WORK TO COMPLETE
Scan the records for the word "terms". Copy each line that includes it.

--- Begin DATA TO PROCESS ---

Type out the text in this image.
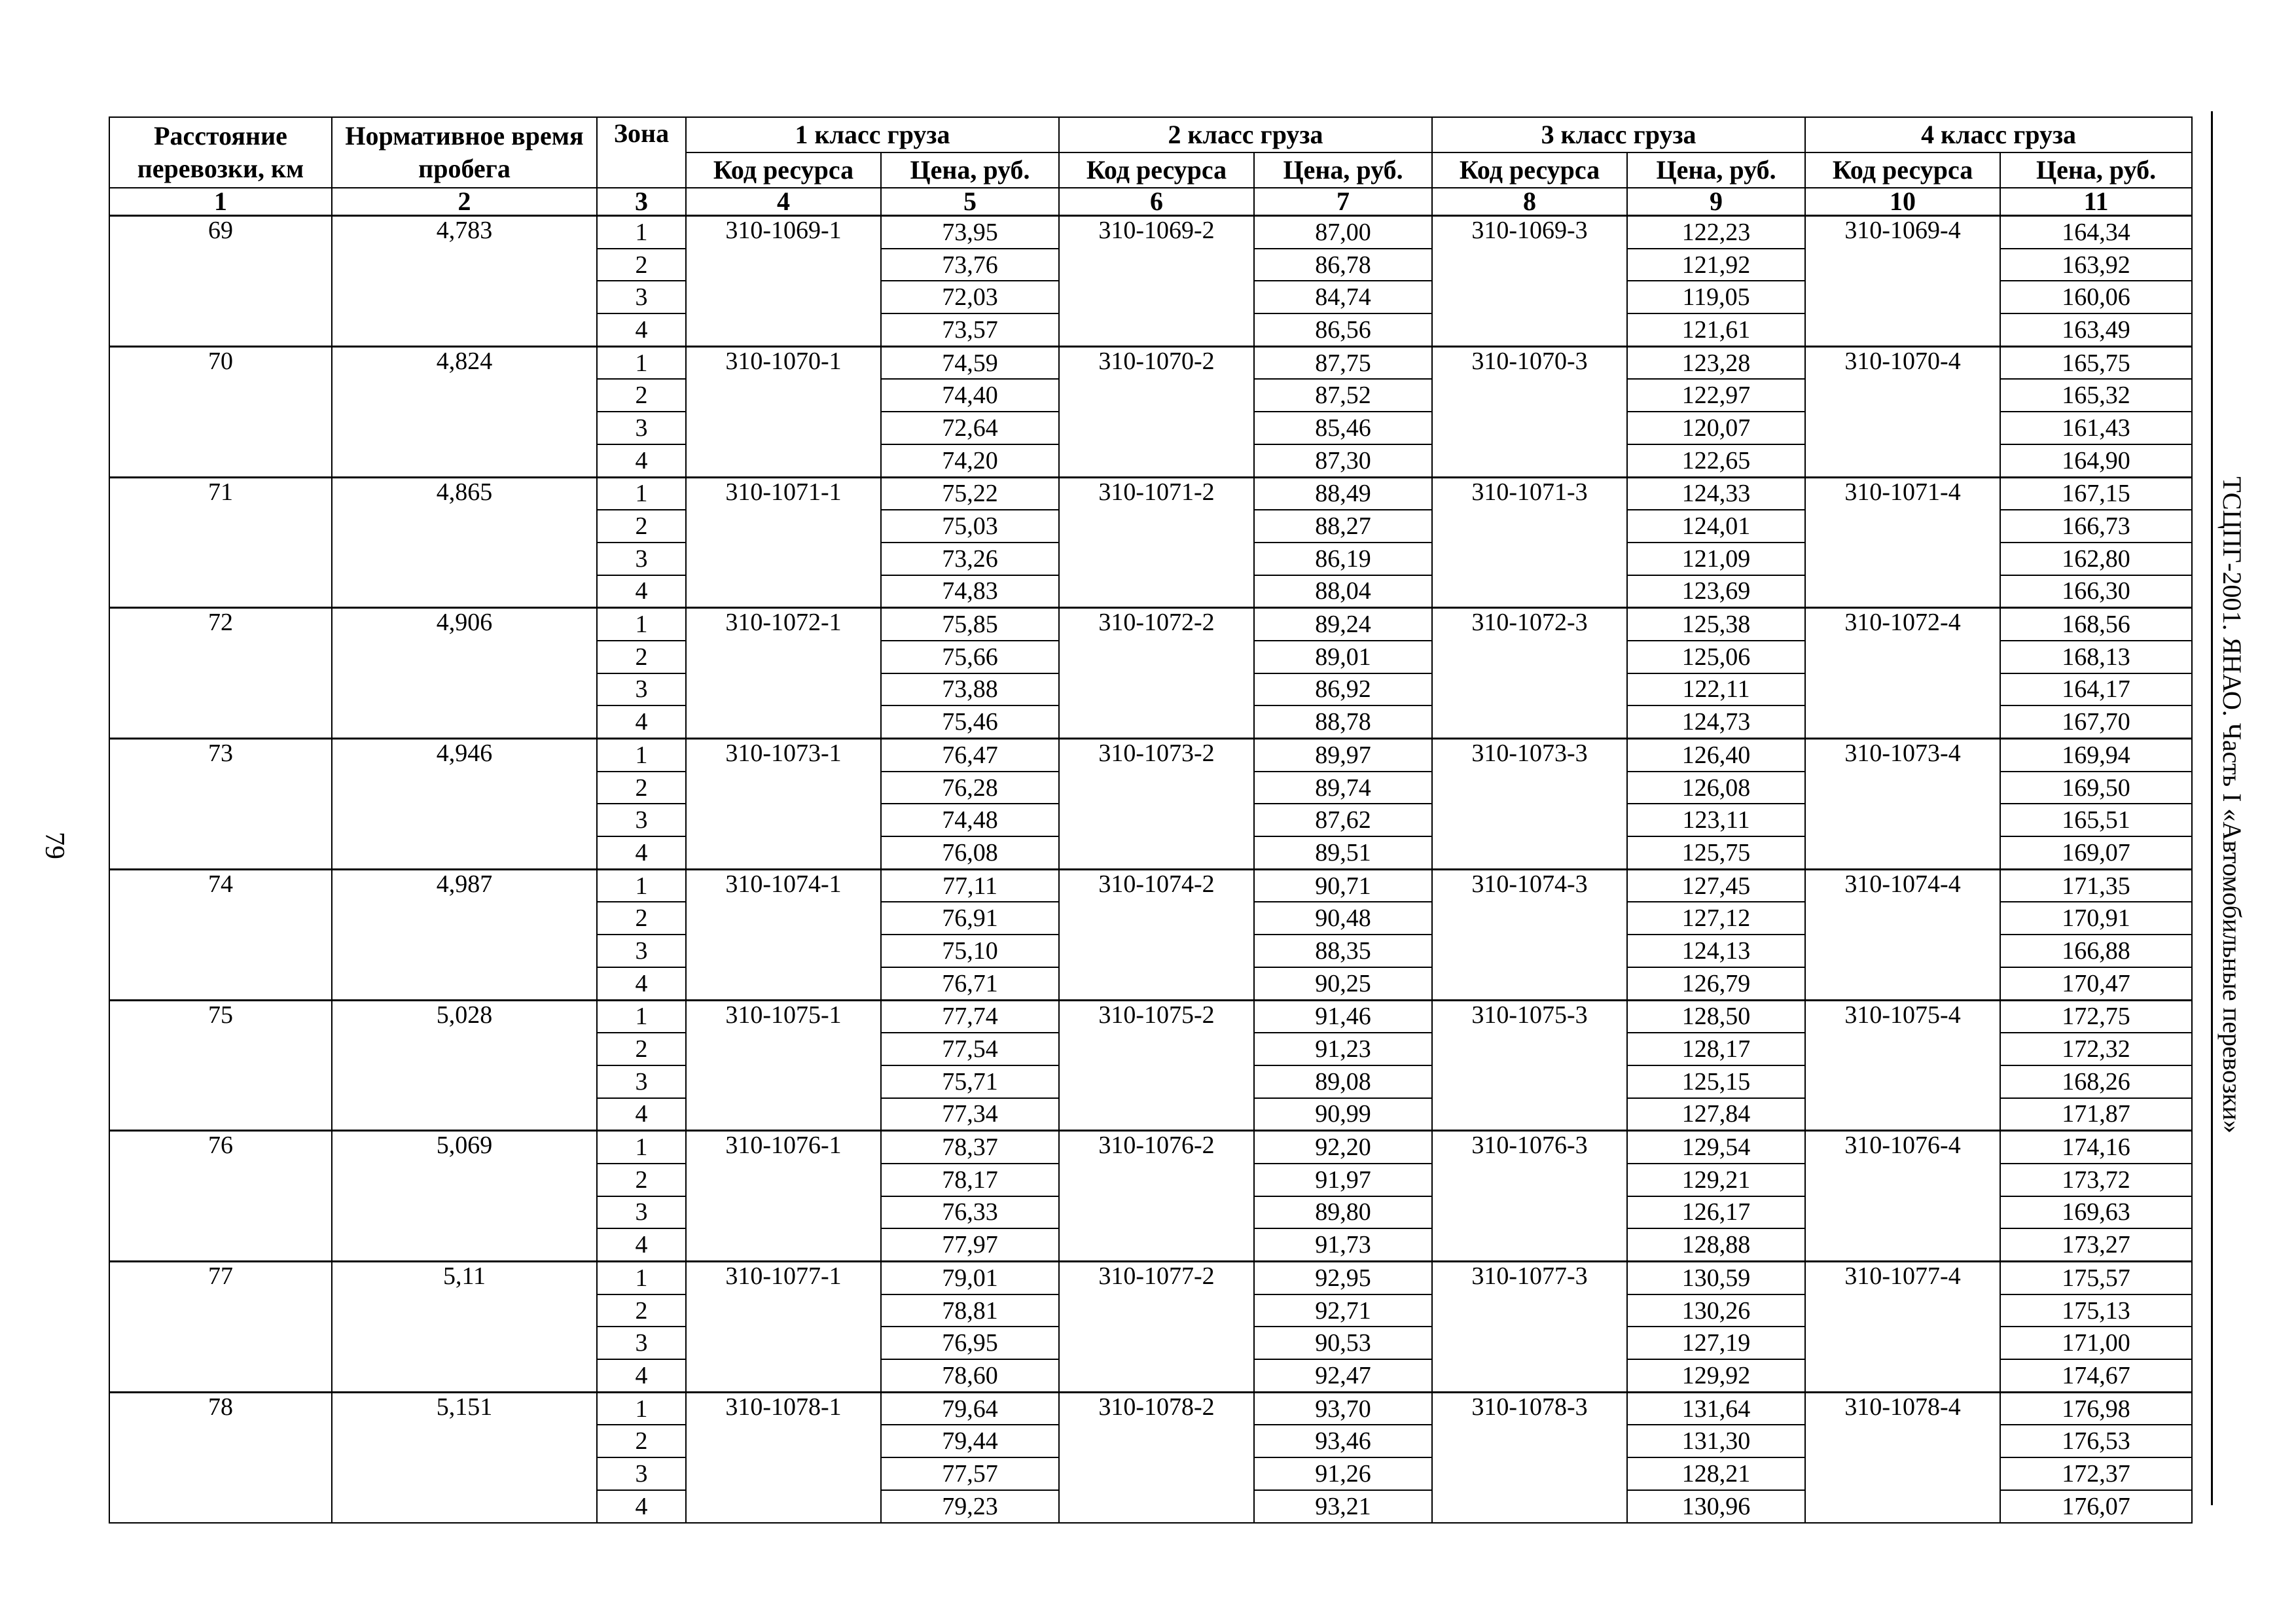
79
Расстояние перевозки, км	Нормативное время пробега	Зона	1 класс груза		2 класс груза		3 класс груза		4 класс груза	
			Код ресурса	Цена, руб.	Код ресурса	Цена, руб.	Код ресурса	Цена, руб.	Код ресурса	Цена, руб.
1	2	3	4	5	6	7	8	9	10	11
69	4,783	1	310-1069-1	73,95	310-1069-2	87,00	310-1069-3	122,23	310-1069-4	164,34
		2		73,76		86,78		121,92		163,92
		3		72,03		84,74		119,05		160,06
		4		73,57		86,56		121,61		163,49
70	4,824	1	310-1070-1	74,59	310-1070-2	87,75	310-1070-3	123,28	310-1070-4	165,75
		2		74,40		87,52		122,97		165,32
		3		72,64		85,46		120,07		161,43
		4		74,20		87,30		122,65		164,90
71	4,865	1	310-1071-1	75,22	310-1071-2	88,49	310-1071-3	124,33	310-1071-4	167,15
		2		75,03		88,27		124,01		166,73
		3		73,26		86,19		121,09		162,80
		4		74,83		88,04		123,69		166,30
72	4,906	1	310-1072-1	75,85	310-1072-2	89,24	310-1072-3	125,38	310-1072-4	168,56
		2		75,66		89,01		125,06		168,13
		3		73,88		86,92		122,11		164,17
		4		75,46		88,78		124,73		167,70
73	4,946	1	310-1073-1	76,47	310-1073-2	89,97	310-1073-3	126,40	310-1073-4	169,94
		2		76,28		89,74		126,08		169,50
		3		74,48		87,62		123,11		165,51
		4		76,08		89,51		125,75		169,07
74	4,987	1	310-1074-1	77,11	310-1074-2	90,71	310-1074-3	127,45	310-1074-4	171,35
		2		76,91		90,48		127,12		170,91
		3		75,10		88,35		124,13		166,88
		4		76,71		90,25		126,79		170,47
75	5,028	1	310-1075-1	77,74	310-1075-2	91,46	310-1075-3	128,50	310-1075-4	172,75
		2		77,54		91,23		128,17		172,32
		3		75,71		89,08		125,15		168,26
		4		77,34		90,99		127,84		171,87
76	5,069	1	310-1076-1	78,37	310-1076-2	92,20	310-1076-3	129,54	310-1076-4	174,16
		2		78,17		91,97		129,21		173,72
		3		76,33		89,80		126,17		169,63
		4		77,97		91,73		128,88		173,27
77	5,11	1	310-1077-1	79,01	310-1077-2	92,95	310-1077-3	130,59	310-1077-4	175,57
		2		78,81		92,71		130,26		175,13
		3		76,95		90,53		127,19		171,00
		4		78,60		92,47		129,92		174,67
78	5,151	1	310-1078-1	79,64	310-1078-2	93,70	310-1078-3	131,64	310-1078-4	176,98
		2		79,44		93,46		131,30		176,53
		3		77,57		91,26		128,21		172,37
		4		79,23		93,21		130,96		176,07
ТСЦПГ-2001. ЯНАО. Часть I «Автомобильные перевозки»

--- End DATA TO PROCESS ---
--- Begin DATA TO PROCESS ---

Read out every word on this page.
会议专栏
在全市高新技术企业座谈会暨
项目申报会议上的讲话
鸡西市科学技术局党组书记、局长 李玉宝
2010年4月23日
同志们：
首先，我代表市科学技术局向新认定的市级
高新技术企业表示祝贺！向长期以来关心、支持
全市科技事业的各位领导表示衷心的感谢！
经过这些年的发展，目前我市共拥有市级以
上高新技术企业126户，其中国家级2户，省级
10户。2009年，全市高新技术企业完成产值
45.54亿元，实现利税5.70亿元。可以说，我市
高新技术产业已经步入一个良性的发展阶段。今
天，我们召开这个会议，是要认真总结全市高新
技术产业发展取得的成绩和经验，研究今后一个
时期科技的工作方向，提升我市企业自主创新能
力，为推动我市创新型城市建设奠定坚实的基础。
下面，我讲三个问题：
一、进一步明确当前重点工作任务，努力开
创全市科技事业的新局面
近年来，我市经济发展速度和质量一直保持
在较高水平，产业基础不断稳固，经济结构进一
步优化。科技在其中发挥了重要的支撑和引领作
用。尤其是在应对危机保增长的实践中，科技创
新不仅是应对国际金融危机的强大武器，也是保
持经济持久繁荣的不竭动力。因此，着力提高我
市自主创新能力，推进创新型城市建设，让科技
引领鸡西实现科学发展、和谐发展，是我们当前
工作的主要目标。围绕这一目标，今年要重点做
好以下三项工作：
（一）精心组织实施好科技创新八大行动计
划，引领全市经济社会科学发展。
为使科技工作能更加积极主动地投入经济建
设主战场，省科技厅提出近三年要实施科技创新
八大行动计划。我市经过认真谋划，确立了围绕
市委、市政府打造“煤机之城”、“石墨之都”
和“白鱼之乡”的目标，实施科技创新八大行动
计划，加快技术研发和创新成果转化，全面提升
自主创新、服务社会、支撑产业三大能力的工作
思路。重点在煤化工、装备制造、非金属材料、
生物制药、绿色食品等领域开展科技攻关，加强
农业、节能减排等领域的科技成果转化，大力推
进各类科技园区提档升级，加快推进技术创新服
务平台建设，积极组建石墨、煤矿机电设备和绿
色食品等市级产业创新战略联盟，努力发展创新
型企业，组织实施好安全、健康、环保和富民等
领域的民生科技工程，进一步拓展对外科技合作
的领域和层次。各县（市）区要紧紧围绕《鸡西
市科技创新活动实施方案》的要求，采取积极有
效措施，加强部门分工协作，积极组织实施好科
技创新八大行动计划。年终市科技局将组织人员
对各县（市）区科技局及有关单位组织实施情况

--- End DATA TO PROCESS ---
--- Begin DATA TO PROCESS ---

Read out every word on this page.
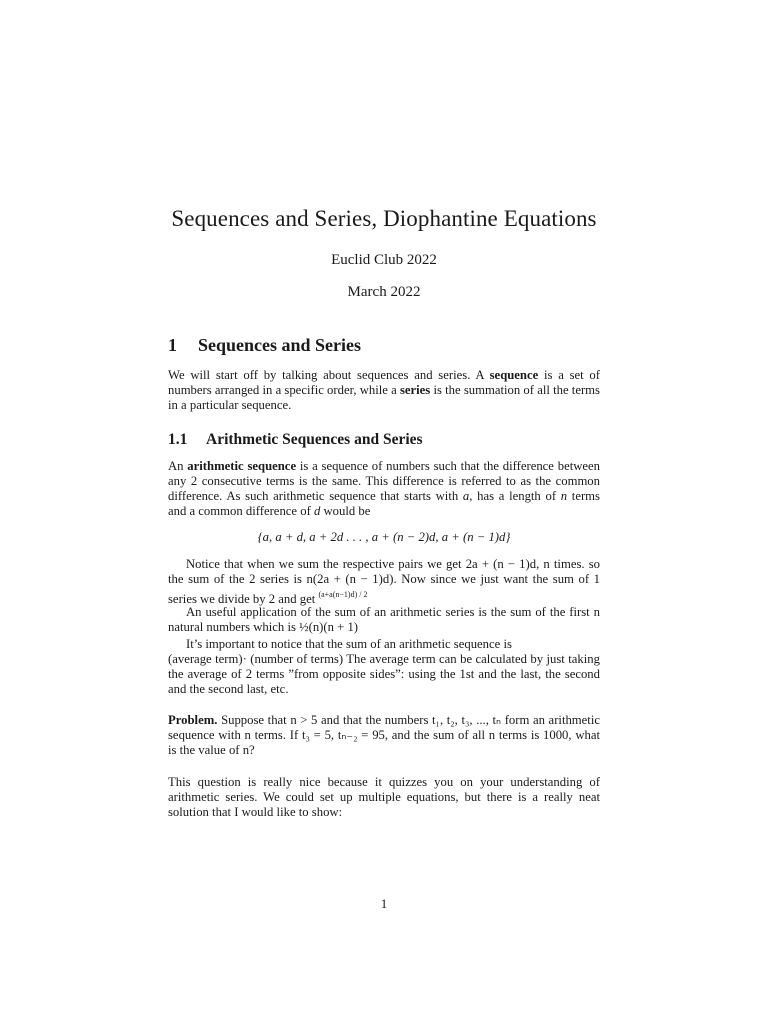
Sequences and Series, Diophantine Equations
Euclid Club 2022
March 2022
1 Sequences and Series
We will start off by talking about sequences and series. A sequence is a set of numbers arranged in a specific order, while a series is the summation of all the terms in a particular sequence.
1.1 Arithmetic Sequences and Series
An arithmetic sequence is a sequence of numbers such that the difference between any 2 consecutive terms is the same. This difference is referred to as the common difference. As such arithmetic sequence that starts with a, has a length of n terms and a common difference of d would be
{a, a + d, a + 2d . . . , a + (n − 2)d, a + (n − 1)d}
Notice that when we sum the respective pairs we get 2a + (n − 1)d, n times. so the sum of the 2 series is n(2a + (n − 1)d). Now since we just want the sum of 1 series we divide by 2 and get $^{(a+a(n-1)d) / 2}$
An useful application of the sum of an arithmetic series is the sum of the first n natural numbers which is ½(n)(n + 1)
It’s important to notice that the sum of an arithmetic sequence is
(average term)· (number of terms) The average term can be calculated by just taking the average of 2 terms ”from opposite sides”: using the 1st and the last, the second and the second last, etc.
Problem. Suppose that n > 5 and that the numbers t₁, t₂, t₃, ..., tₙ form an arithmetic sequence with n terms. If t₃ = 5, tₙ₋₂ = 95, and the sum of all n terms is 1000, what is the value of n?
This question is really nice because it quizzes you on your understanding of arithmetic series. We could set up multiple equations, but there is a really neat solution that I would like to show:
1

--- End DATA TO PROCESS ---

SOLUTION
We will start off by talking about sequences and series. A sequence is a set of numbers arranged in a specific order, while a series is the summation of all the terms in a particular sequence.
An arithmetic sequence is a sequence of numbers such that the difference between any 2 consecutive terms is the same. This difference is referred to as the common difference. As such arithmetic sequence that starts with a, has a length of n terms and a common difference of d would be
(average term)· (number of terms) The average term can be calculated by just taking the average of 2 terms ”from opposite sides”: using the 1st and the last, the second and the second last, etc.
Problem. Suppose that n > 5 and that the numbers t₁, t₂, t₃, ..., tₙ form an arithmetic sequence with n terms. If t₃ = 5, tₙ₋₂ = 95, and the sum of all n terms is 1000, what is the value of n?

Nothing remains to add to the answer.